> [Task to complete]
Reproduce the records below in full and without edits, omitting images.

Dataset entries
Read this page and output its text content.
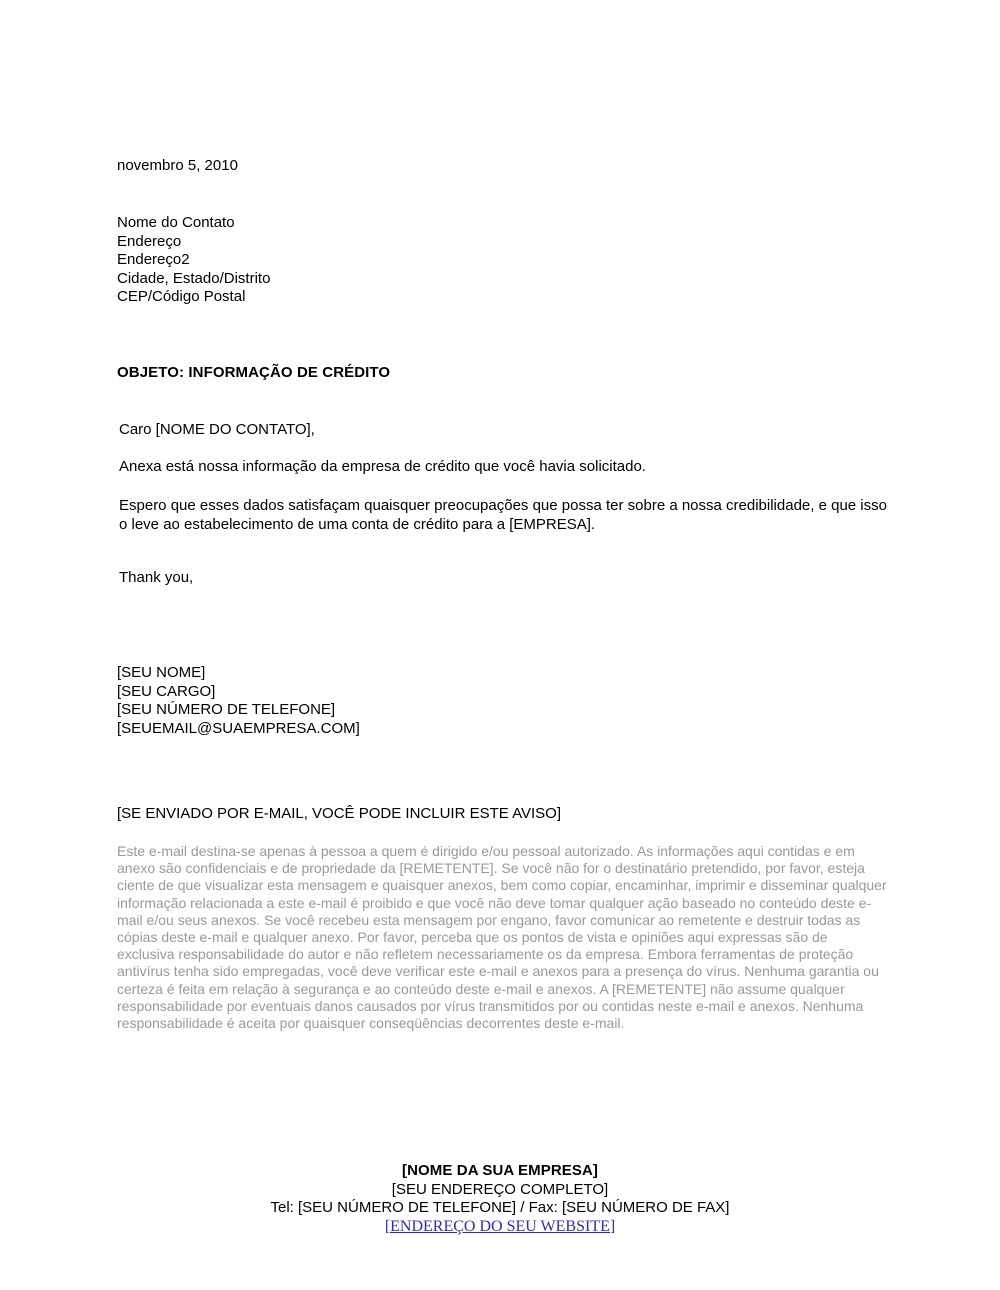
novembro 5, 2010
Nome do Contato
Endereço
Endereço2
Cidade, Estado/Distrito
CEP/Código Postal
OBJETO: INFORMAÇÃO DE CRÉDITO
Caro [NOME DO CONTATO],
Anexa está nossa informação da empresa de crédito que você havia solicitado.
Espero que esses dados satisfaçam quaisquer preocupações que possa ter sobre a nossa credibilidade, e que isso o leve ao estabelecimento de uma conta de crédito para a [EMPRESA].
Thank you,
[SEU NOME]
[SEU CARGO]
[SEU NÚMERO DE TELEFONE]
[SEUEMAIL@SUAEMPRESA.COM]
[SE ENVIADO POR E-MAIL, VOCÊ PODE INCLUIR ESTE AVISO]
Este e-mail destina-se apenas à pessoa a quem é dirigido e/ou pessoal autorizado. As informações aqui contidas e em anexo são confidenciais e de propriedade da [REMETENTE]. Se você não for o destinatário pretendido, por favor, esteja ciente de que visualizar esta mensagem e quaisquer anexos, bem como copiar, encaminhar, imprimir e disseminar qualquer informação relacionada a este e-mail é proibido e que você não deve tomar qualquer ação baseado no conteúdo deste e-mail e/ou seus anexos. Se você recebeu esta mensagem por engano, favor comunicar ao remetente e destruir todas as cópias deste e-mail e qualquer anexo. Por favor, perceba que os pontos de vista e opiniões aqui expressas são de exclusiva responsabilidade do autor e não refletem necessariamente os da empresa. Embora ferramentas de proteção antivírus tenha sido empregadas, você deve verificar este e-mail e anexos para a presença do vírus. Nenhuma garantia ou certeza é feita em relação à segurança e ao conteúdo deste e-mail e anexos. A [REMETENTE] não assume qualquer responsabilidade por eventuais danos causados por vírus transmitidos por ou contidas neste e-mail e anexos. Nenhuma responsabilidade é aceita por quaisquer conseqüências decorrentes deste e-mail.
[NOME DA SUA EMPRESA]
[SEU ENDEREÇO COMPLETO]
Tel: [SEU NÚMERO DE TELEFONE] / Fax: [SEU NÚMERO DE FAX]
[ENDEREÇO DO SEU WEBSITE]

> [Task answer]
Read this page and output its text content.
novembro 5, 2010
Nome do Contato
Endereço
Endereço2
Cidade, Estado/Distrito
CEP/Código Postal
OBJETO: INFORMAÇÃO DE CRÉDITO
Caro [NOME DO CONTATO],
Anexa está nossa informação da empresa de crédito que você havia solicitado.
Espero que esses dados satisfaçam quaisquer preocupações que possa ter sobre a nossa credibilidade, e que isso o leve ao estabelecimento de uma conta de crédito para a [EMPRESA].
Thank you,
[SEU NOME]
[SEU CARGO]
[SEU NÚMERO DE TELEFONE]
[SEUEMAIL@SUAEMPRESA.COM]
[SE ENVIADO POR E-MAIL, VOCÊ PODE INCLUIR ESTE AVISO]
Este e-mail destina-se apenas à pessoa a quem é dirigido e/ou pessoal autorizado. As informações aqui contidas e em anexo são confidenciais e de propriedade da [REMETENTE]. Se você não for o destinatário pretendido, por favor, esteja ciente de que visualizar esta mensagem e quaisquer anexos, bem como copiar, encaminhar, imprimir e disseminar qualquer informação relacionada a este e-mail é proibido e que você não deve tomar qualquer ação baseado no conteúdo deste e-mail e/ou seus anexos. Se você recebeu esta mensagem por engano, favor comunicar ao remetente e destruir todas as cópias deste e-mail e qualquer anexo. Por favor, perceba que os pontos de vista e opiniões aqui expressas são de exclusiva responsabilidade do autor e não refletem necessariamente os da empresa. Embora ferramentas de proteção antivírus tenha sido empregadas, você deve verificar este e-mail e anexos para a presença do vírus. Nenhuma garantia ou certeza é feita em relação à segurança e ao conteúdo deste e-mail e anexos. A [REMETENTE] não assume qualquer responsabilidade por eventuais danos causados por vírus transmitidos por ou contidas neste e-mail e anexos. Nenhuma responsabilidade é aceita por quaisquer conseqüências decorrentes deste e-mail.
[NOME DA SUA EMPRESA]
[SEU ENDEREÇO COMPLETO]
Tel: [SEU NÚMERO DE TELEFONE] / Fax: [SEU NÚMERO DE FAX]
[ENDEREÇO DO SEU WEBSITE]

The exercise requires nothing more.